(Stored items from a collection)
★ ★ ★ ★

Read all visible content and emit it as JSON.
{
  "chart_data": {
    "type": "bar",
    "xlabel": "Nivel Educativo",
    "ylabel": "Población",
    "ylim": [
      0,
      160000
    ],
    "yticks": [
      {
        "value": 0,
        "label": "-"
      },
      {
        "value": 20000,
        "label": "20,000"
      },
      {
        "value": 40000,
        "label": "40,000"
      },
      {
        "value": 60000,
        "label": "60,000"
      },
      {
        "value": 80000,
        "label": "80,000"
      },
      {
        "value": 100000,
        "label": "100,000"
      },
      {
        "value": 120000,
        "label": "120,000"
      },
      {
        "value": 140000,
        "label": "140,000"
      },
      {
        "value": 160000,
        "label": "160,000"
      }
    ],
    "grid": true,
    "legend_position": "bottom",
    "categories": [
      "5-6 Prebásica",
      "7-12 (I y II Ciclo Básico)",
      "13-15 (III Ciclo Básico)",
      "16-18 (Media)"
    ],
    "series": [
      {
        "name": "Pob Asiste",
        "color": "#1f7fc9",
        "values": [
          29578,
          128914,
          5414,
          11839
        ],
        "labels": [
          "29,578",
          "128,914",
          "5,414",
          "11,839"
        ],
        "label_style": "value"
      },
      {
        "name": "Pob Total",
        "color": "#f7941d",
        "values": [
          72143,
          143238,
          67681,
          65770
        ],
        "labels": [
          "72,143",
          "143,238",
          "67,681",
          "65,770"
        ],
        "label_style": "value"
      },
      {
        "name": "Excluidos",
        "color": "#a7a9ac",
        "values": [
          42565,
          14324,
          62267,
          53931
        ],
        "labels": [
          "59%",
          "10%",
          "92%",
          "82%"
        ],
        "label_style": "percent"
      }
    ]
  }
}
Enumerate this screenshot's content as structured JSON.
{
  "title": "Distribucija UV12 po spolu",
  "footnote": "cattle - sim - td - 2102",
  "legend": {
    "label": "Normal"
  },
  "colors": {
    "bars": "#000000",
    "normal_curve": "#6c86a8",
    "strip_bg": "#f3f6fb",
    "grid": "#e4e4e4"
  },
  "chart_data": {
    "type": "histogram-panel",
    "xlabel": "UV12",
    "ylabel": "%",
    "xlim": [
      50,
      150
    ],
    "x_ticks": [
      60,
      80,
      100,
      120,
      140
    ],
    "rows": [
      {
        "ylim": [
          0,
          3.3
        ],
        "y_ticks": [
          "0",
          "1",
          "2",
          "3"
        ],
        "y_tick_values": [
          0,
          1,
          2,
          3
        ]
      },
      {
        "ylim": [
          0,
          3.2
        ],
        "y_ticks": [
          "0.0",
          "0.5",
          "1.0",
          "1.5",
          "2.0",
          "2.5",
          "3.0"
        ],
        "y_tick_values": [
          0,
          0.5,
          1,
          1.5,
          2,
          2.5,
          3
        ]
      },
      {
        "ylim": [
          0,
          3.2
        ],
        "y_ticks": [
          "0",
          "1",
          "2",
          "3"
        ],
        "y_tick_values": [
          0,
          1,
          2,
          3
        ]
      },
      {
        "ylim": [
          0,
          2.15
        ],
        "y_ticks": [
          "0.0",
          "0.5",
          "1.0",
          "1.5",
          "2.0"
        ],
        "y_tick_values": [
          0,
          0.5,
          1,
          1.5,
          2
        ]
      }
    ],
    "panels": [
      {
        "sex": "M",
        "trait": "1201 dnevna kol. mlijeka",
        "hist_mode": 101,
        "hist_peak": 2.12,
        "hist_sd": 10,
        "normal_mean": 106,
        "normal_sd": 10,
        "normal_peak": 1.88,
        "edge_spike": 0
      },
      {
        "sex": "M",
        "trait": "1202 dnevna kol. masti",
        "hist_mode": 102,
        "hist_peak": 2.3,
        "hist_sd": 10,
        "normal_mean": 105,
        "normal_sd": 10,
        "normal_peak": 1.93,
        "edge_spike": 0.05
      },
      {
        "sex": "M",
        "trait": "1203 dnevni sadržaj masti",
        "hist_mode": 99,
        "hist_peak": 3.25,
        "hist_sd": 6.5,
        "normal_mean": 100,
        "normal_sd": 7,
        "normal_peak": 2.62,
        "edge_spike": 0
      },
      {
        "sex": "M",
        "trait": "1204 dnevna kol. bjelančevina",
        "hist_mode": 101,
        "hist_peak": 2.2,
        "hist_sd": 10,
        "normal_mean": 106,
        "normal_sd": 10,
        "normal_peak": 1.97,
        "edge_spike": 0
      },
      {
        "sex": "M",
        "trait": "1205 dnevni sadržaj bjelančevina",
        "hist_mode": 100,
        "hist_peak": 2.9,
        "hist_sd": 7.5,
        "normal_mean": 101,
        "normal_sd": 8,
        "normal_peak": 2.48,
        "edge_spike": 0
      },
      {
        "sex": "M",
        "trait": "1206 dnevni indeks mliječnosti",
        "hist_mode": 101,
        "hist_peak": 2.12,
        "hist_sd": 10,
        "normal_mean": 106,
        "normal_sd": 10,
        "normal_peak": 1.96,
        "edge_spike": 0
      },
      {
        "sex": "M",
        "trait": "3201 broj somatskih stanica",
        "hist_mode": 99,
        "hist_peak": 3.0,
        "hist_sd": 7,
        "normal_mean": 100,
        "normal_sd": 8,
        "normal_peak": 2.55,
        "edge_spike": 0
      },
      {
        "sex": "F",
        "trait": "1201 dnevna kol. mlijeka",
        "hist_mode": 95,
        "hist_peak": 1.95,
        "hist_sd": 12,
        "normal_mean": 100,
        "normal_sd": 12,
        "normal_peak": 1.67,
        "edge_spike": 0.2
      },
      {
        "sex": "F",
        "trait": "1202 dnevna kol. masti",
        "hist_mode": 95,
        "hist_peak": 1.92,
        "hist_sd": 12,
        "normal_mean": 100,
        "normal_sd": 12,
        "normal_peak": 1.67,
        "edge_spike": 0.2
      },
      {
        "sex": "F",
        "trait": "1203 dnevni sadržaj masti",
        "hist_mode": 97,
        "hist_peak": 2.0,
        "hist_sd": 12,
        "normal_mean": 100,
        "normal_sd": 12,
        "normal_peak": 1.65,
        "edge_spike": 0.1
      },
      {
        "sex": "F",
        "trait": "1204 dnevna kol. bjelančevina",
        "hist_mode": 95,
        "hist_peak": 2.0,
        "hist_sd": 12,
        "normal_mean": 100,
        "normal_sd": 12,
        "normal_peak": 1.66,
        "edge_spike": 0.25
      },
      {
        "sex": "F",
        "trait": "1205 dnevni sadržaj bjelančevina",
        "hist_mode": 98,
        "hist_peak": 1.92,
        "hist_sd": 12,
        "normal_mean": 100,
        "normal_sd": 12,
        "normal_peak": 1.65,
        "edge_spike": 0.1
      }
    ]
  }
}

★ ★ ★ ★

All of the entries must be written out exactly as they stand.

- **Response below**
Read all visible content and emit it as JSON.
{
  "chart_data": {
    "type": "bar",
    "xlabel": "Nivel Educativo",
    "ylabel": "Población",
    "ylim": [
      0,
      160000
    ],
    "yticks": [
      {
        "value": 0,
        "label": "-"
      },
      {
        "value": 20000,
        "label": "20,000"
      },
      {
        "value": 40000,
        "label": "40,000"
      },
      {
        "value": 60000,
        "label": "60,000"
      },
      {
        "value": 80000,
        "label": "80,000"
      },
      {
        "value": 100000,
        "label": "100,000"
      },
      {
        "value": 120000,
        "label": "120,000"
      },
      {
        "value": 140000,
        "label": "140,000"
      },
      {
        "value": 160000,
        "label": "160,000"
      }
    ],
    "grid": true,
    "legend_position": "bottom",
    "categories": [
      "5-6 Prebásica",
      "7-12 (I y II Ciclo Básico)",
      "13-15 (III Ciclo Básico)",
      "16-18 (Media)"
    ],
    "series": [
      {
        "name": "Pob Asiste",
        "color": "#1f7fc9",
        "values": [
          29578,
          128914,
          5414,
          11839
        ],
        "labels": [
          "29,578",
          "128,914",
          "5,414",
          "11,839"
        ],
        "label_style": "value"
      },
      {
        "name": "Pob Total",
        "color": "#f7941d",
        "values": [
          72143,
          143238,
          67681,
          65770
        ],
        "labels": [
          "72,143",
          "143,238",
          "67,681",
          "65,770"
        ],
        "label_style": "value"
      },
      {
        "name": "Excluidos",
        "color": "#a7a9ac",
        "values": [
          42565,
          14324,
          62267,
          53931
        ],
        "labels": [
          "59%",
          "10%",
          "92%",
          "82%"
        ],
        "label_style": "percent"
      }
    ]
  }
}
Enumerate this screenshot's content as structured JSON.
{
  "title": "Distribucija UV12 po spolu",
  "footnote": "cattle - sim - td - 2102",
  "legend": {
    "label": "Normal"
  },
  "colors": {
    "bars": "#000000",
    "normal_curve": "#6c86a8",
    "strip_bg": "#f3f6fb",
    "grid": "#e4e4e4"
  },
  "chart_data": {
    "type": "histogram-panel",
    "xlabel": "UV12",
    "ylabel": "%",
    "xlim": [
      50,
      150
    ],
    "x_ticks": [
      60,
      80,
      100,
      120,
      140
    ],
    "rows": [
      {
        "ylim": [
          0,
          3.3
        ],
        "y_ticks": [
          "0",
          "1",
          "2",
          "3"
        ],
        "y_tick_values": [
          0,
          1,
          2,
          3
        ]
      },
      {
        "ylim": [
          0,
          3.2
        ],
        "y_ticks": [
          "0.0",
          "0.5",
          "1.0",
          "1.5",
          "2.0",
          "2.5",
          "3.0"
        ],
        "y_tick_values": [
          0,
          0.5,
          1,
          1.5,
          2,
          2.5,
          3
        ]
      },
      {
        "ylim": [
          0,
          3.2
        ],
        "y_ticks": [
          "0",
          "1",
          "2",
          "3"
        ],
        "y_tick_values": [
          0,
          1,
          2,
          3
        ]
      },
      {
        "ylim": [
          0,
          2.15
        ],
        "y_ticks": [
          "0.0",
          "0.5",
          "1.0",
          "1.5",
          "2.0"
        ],
        "y_tick_values": [
          0,
          0.5,
          1,
          1.5,
          2
        ]
      }
    ],
    "panels": [
      {
        "sex": "M",
        "trait": "1201 dnevna kol. mlijeka",
        "hist_mode": 101,
        "hist_peak": 2.12,
        "hist_sd": 10,
        "normal_mean": 106,
        "normal_sd": 10,
        "normal_peak": 1.88,
        "edge_spike": 0
      },
      {
        "sex": "M",
        "trait": "1202 dnevna kol. masti",
        "hist_mode": 102,
        "hist_peak": 2.3,
        "hist_sd": 10,
        "normal_mean": 105,
        "normal_sd": 10,
        "normal_peak": 1.93,
        "edge_spike": 0.05
      },
      {
        "sex": "M",
        "trait": "1203 dnevni sadržaj masti",
        "hist_mode": 99,
        "hist_peak": 3.25,
        "hist_sd": 6.5,
        "normal_mean": 100,
        "normal_sd": 7,
        "normal_peak": 2.62,
        "edge_spike": 0
      },
      {
        "sex": "M",
        "trait": "1204 dnevna kol. bjelančevina",
        "hist_mode": 101,
        "hist_peak": 2.2,
        "hist_sd": 10,
        "normal_mean": 106,
        "normal_sd": 10,
        "normal_peak": 1.97,
        "edge_spike": 0
      },
      {
        "sex": "M",
        "trait": "1205 dnevni sadržaj bjelančevina",
        "hist_mode": 100,
        "hist_peak": 2.9,
        "hist_sd": 7.5,
        "normal_mean": 101,
        "normal_sd": 8,
        "normal_peak": 2.48,
        "edge_spike": 0
      },
      {
        "sex": "M",
        "trait": "1206 dnevni indeks mliječnosti",
        "hist_mode": 101,
        "hist_peak": 2.12,
        "hist_sd": 10,
        "normal_mean": 106,
        "normal_sd": 10,
        "normal_peak": 1.96,
        "edge_spike": 0
      },
      {
        "sex": "M",
        "trait": "3201 broj somatskih stanica",
        "hist_mode": 99,
        "hist_peak": 3.0,
        "hist_sd": 7,
        "normal_mean": 100,
        "normal_sd": 8,
        "normal_peak": 2.55,
        "edge_spike": 0
      },
      {
        "sex": "F",
        "trait": "1201 dnevna kol. mlijeka",
        "hist_mode": 95,
        "hist_peak": 1.95,
        "hist_sd": 12,
        "normal_mean": 100,
        "normal_sd": 12,
        "normal_peak": 1.67,
        "edge_spike": 0.2
      },
      {
        "sex": "F",
        "trait": "1202 dnevna kol. masti",
        "hist_mode": 95,
        "hist_peak": 1.92,
        "hist_sd": 12,
        "normal_mean": 100,
        "normal_sd": 12,
        "normal_peak": 1.67,
        "edge_spike": 0.2
      },
      {
        "sex": "F",
        "trait": "1203 dnevni sadržaj masti",
        "hist_mode": 97,
        "hist_peak": 2.0,
        "hist_sd": 12,
        "normal_mean": 100,
        "normal_sd": 12,
        "normal_peak": 1.65,
        "edge_spike": 0.1
      },
      {
        "sex": "F",
        "trait": "1204 dnevna kol. bjelančevina",
        "hist_mode": 95,
        "hist_peak": 2.0,
        "hist_sd": 12,
        "normal_mean": 100,
        "normal_sd": 12,
        "normal_peak": 1.66,
        "edge_spike": 0.25
      },
      {
        "sex": "F",
        "trait": "1205 dnevni sadržaj bjelančevina",
        "hist_mode": 98,
        "hist_peak": 1.92,
        "hist_sd": 12,
        "normal_mean": 100,
        "normal_sd": 12,
        "normal_peak": 1.65,
        "edge_spike": 0.1
      }
    ]
  }
}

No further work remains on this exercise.